• What is asked: Give the number of lines below that contain "heart", with no other output.

• Stored data entries:
|---|

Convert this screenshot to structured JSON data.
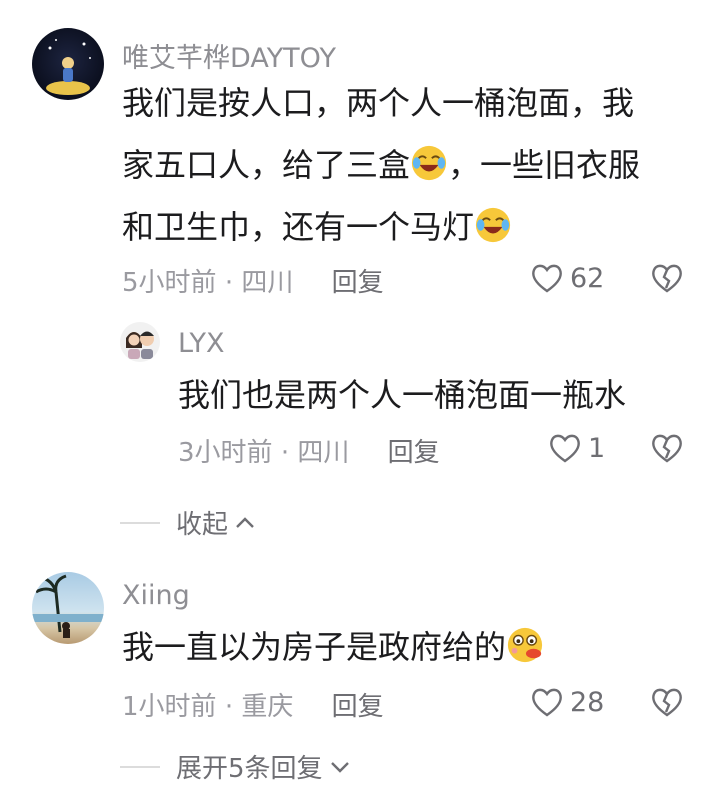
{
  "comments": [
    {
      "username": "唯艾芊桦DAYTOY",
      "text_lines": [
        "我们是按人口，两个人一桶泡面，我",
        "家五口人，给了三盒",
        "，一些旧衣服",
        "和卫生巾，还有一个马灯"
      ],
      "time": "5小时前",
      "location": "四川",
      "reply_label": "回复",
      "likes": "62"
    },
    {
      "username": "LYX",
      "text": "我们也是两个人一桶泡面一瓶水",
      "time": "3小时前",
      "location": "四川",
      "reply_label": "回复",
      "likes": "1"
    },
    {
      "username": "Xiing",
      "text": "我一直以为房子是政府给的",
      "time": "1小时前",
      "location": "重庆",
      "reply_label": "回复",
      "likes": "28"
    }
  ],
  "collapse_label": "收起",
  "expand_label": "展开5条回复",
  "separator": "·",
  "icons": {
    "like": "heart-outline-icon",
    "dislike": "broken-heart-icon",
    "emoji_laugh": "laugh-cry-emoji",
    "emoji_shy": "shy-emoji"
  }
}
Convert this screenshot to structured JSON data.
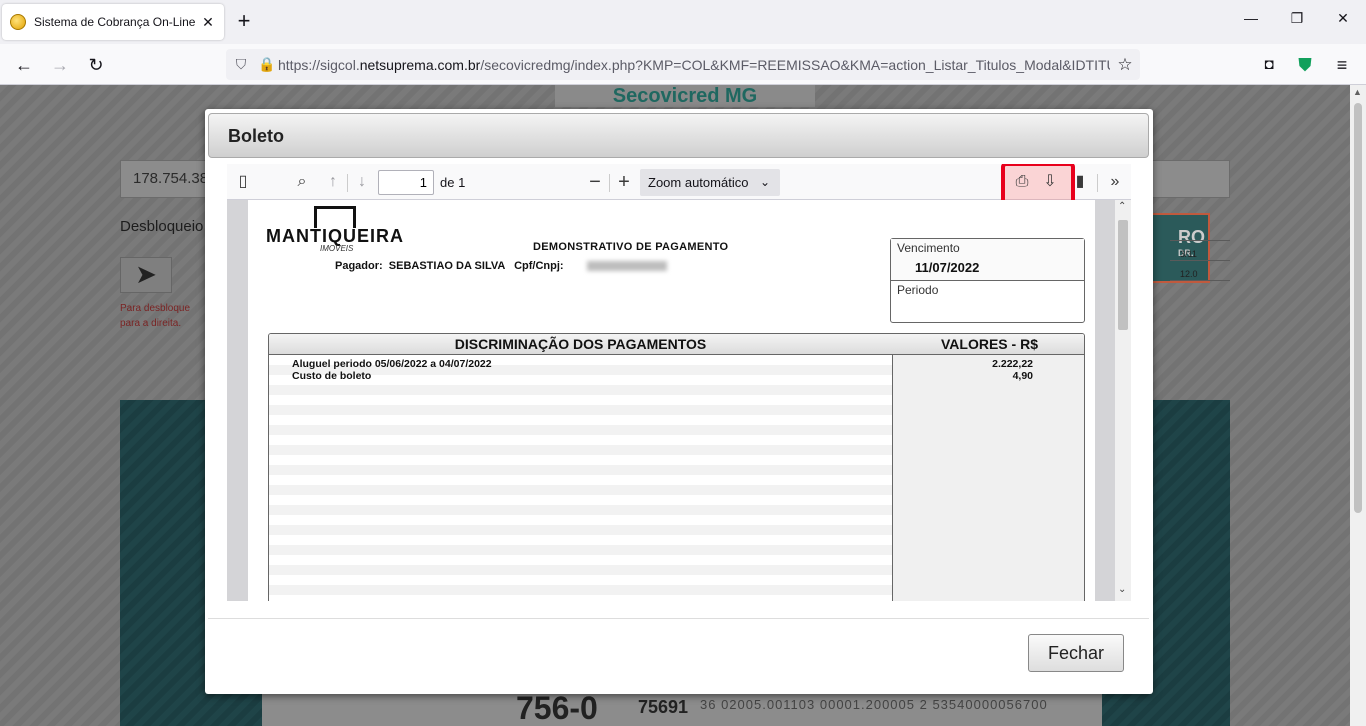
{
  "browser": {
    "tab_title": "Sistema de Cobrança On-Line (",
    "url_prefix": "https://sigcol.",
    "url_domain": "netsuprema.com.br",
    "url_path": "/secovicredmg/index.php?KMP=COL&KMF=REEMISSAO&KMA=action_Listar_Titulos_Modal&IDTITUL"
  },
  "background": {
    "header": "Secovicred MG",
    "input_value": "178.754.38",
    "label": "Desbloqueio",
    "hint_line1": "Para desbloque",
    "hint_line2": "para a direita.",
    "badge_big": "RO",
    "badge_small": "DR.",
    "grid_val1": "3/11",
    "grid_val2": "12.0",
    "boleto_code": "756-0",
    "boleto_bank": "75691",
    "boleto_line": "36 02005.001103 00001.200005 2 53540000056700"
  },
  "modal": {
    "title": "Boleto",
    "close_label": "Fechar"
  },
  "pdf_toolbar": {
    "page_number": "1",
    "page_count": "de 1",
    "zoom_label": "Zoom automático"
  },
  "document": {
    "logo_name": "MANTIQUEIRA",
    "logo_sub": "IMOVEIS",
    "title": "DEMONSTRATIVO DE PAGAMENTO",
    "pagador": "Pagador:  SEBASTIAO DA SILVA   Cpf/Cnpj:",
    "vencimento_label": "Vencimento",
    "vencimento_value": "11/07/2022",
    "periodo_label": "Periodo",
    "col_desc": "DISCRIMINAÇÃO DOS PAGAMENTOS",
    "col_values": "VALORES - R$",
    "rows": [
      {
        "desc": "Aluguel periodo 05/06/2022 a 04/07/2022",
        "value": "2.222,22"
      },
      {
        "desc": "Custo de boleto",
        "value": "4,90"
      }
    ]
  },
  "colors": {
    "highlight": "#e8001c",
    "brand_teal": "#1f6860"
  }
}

|---|

• Exercise result: 2